• GIVEN PROBLEM: Make a verbatim copy of the entries below; pictures stay out.

• Collected data entries:
------------------------------------------------------------------------

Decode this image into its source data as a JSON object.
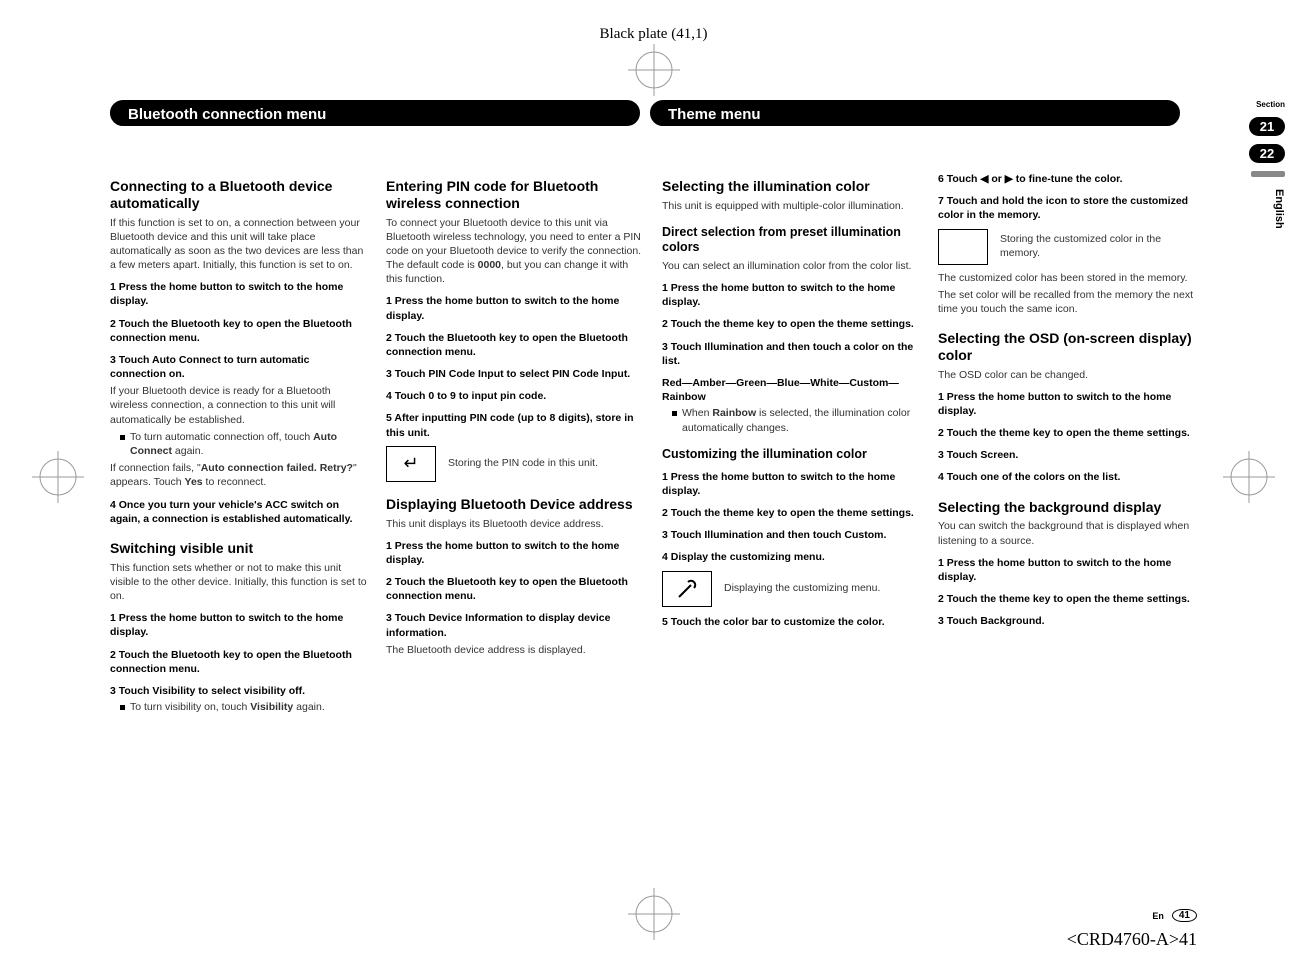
{
  "plate": "Black plate (41,1)",
  "headers": {
    "left": "Bluetooth connection menu",
    "right": "Theme menu"
  },
  "side": {
    "section_label": "Section",
    "n1": "21",
    "n2": "22",
    "lang": "English"
  },
  "footer": {
    "lang": "En",
    "page": "41"
  },
  "docid": "<CRD4760-A>41",
  "c1": {
    "h1": "Connecting to a Bluetooth device automatically",
    "p1": "If this function is set to on, a connection between your Bluetooth device and this unit will take place automatically as soon as the two devices are less than a few meters apart. Initially, this function is set to on.",
    "s1": "1   Press the home button to switch to the home display.",
    "s2": "2   Touch the Bluetooth key to open the Bluetooth connection menu.",
    "s3": "3   Touch Auto Connect to turn automatic connection on.",
    "p2": "If your Bluetooth device is ready for a Bluetooth wireless connection, a connection to this unit will automatically be established.",
    "b1a": "To turn automatic connection off, touch ",
    "b1b": "Auto Connect",
    "b1c": " again.",
    "p3a": "If connection fails, \"",
    "p3b": "Auto connection failed. Retry?",
    "p3c": "\" appears. Touch ",
    "p3d": "Yes",
    "p3e": " to reconnect.",
    "s4": "4   Once you turn your vehicle's ACC switch on again, a connection is established automatically.",
    "h2": "Switching visible unit",
    "p4": "This function sets whether or not to make this unit visible to the other device. Initially, this function is set to on.",
    "s5": "1   Press the home button to switch to the home display.",
    "s6": "2   Touch the Bluetooth key to open the Bluetooth connection menu.",
    "s7": "3   Touch Visibility to select visibility off.",
    "b2a": "To turn visibility on, touch ",
    "b2b": "Visibility",
    "b2c": " again."
  },
  "c2": {
    "h1": "Entering PIN code for Bluetooth wireless connection",
    "p1a": "To connect your Bluetooth device to this unit via Bluetooth wireless technology, you need to enter a PIN code on your Bluetooth device to verify the connection. The default code is ",
    "p1b": "0000",
    "p1c": ", but you can change it with this function.",
    "s1": "1   Press the home button to switch to the home display.",
    "s2": "2   Touch the Bluetooth key to open the Bluetooth connection menu.",
    "s3": "3   Touch PIN Code Input to select PIN Code Input.",
    "s4": "4   Touch 0 to 9 to input pin code.",
    "s5": "5   After inputting PIN code (up to 8 digits), store in this unit.",
    "icon1": "↵",
    "cap1": "Storing the PIN code in this unit.",
    "h2": "Displaying Bluetooth Device address",
    "p2": "This unit displays its Bluetooth device address.",
    "s6": "1   Press the home button to switch to the home display.",
    "s7": "2   Touch the Bluetooth key to open the Bluetooth connection menu.",
    "s8": "3   Touch Device Information to display device information.",
    "p3": "The Bluetooth device address is displayed."
  },
  "c3": {
    "h1": "Selecting the illumination color",
    "p1": "This unit is equipped with multiple-color illumination.",
    "h2": "Direct selection from preset illumination colors",
    "p2": "You can select an illumination color from the color list.",
    "s1": "1   Press the home button to switch to the home display.",
    "s2": "2   Touch the theme key to open the theme settings.",
    "s3": "3   Touch Illumination and then touch a color on the list.",
    "colors_a": "Red",
    "colors_b": "Amber",
    "colors_c": "Green",
    "colors_d": "Blue",
    "colors_e": "White",
    "colors_f": "Custom",
    "colors_g": "Rainbow",
    "b1a": "When ",
    "b1b": "Rainbow",
    "b1c": " is selected, the illumination color automatically changes.",
    "h3": "Customizing the illumination color",
    "s4": "1   Press the home button to switch to the home display.",
    "s5": "2   Touch the theme key to open the theme settings.",
    "s6": "3   Touch Illumination and then touch Custom.",
    "s7": "4   Display the customizing menu.",
    "icon1": "🔧",
    "cap1": "Displaying the customizing menu.",
    "s8": "5   Touch the color bar to customize the color."
  },
  "c4": {
    "s6": "6   Touch ◀ or ▶ to fine-tune the color.",
    "s7": "7   Touch and hold the icon to store the customized color in the memory.",
    "cap1": "Storing the customized color in the memory.",
    "p1": "The customized color has been stored in the memory.",
    "p2": "The set color will be recalled from the memory the next time you touch the same icon.",
    "h1": "Selecting the OSD (on-screen display) color",
    "p3": "The OSD color can be changed.",
    "s1": "1   Press the home button to switch to the home display.",
    "s2": "2   Touch the theme key to open the theme settings.",
    "s3": "3   Touch Screen.",
    "s4": "4   Touch one of the colors on the list.",
    "h2": "Selecting the background display",
    "p4": "You can switch the background that is displayed when listening to a source.",
    "s5": "1   Press the home button to switch to the home display.",
    "s8": "2   Touch the theme key to open the theme settings.",
    "s9": "3   Touch Background."
  }
}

------------------------------------------------------------------------

• SOLUTION BELOW:
Decode this image into its source data as a JSON object.
{
  "plate": "Black plate (41,1)",
  "headers": {
    "left": "Bluetooth connection menu",
    "right": "Theme menu"
  },
  "side": {
    "section_label": "Section",
    "n1": "21",
    "n2": "22",
    "lang": "English"
  },
  "footer": {
    "lang": "En",
    "page": "41"
  },
  "docid": "<CRD4760-A>41",
  "c1": {
    "h1": "Connecting to a Bluetooth device automatically",
    "p1": "If this function is set to on, a connection between your Bluetooth device and this unit will take place automatically as soon as the two devices are less than a few meters apart. Initially, this function is set to on.",
    "s1": "1   Press the home button to switch to the home display.",
    "s2": "2   Touch the Bluetooth key to open the Bluetooth connection menu.",
    "s3": "3   Touch Auto Connect to turn automatic connection on.",
    "p2": "If your Bluetooth device is ready for a Bluetooth wireless connection, a connection to this unit will automatically be established.",
    "b1a": "To turn automatic connection off, touch ",
    "b1b": "Auto Connect",
    "b1c": " again.",
    "p3a": "If connection fails, \"",
    "p3b": "Auto connection failed. Retry?",
    "p3c": "\" appears. Touch ",
    "p3d": "Yes",
    "p3e": " to reconnect.",
    "s4": "4   Once you turn your vehicle's ACC switch on again, a connection is established automatically.",
    "h2": "Switching visible unit",
    "p4": "This function sets whether or not to make this unit visible to the other device. Initially, this function is set to on.",
    "s5": "1   Press the home button to switch to the home display.",
    "s6": "2   Touch the Bluetooth key to open the Bluetooth connection menu.",
    "s7": "3   Touch Visibility to select visibility off.",
    "b2a": "To turn visibility on, touch ",
    "b2b": "Visibility",
    "b2c": " again."
  },
  "c2": {
    "h1": "Entering PIN code for Bluetooth wireless connection",
    "p1a": "To connect your Bluetooth device to this unit via Bluetooth wireless technology, you need to enter a PIN code on your Bluetooth device to verify the connection. The default code is ",
    "p1b": "0000",
    "p1c": ", but you can change it with this function.",
    "s1": "1   Press the home button to switch to the home display.",
    "s2": "2   Touch the Bluetooth key to open the Bluetooth connection menu.",
    "s3": "3   Touch PIN Code Input to select PIN Code Input.",
    "s4": "4   Touch 0 to 9 to input pin code.",
    "s5": "5   After inputting PIN code (up to 8 digits), store in this unit.",
    "icon1": "↵",
    "cap1": "Storing the PIN code in this unit.",
    "h2": "Displaying Bluetooth Device address",
    "p2": "This unit displays its Bluetooth device address.",
    "s6": "1   Press the home button to switch to the home display.",
    "s7": "2   Touch the Bluetooth key to open the Bluetooth connection menu.",
    "s8": "3   Touch Device Information to display device information.",
    "p3": "The Bluetooth device address is displayed."
  },
  "c3": {
    "h1": "Selecting the illumination color",
    "p1": "This unit is equipped with multiple-color illumination.",
    "h2": "Direct selection from preset illumination colors",
    "p2": "You can select an illumination color from the color list.",
    "s1": "1   Press the home button to switch to the home display.",
    "s2": "2   Touch the theme key to open the theme settings.",
    "s3": "3   Touch Illumination and then touch a color on the list.",
    "colors_a": "Red",
    "colors_b": "Amber",
    "colors_c": "Green",
    "colors_d": "Blue",
    "colors_e": "White",
    "colors_f": "Custom",
    "colors_g": "Rainbow",
    "b1a": "When ",
    "b1b": "Rainbow",
    "b1c": " is selected, the illumination color automatically changes.",
    "h3": "Customizing the illumination color",
    "s4": "1   Press the home button to switch to the home display.",
    "s5": "2   Touch the theme key to open the theme settings.",
    "s6": "3   Touch Illumination and then touch Custom.",
    "s7": "4   Display the customizing menu.",
    "icon1": "🔧",
    "cap1": "Displaying the customizing menu.",
    "s8": "5   Touch the color bar to customize the color."
  },
  "c4": {
    "s6": "6   Touch ◀ or ▶ to fine-tune the color.",
    "s7": "7   Touch and hold the icon to store the customized color in the memory.",
    "cap1": "Storing the customized color in the memory.",
    "p1": "The customized color has been stored in the memory.",
    "p2": "The set color will be recalled from the memory the next time you touch the same icon.",
    "h1": "Selecting the OSD (on-screen display) color",
    "p3": "The OSD color can be changed.",
    "s1": "1   Press the home button to switch to the home display.",
    "s2": "2   Touch the theme key to open the theme settings.",
    "s3": "3   Touch Screen.",
    "s4": "4   Touch one of the colors on the list.",
    "h2": "Selecting the background display",
    "p4": "You can switch the background that is displayed when listening to a source.",
    "s5": "1   Press the home button to switch to the home display.",
    "s8": "2   Touch the theme key to open the theme settings.",
    "s9": "3   Touch Background."
  }
}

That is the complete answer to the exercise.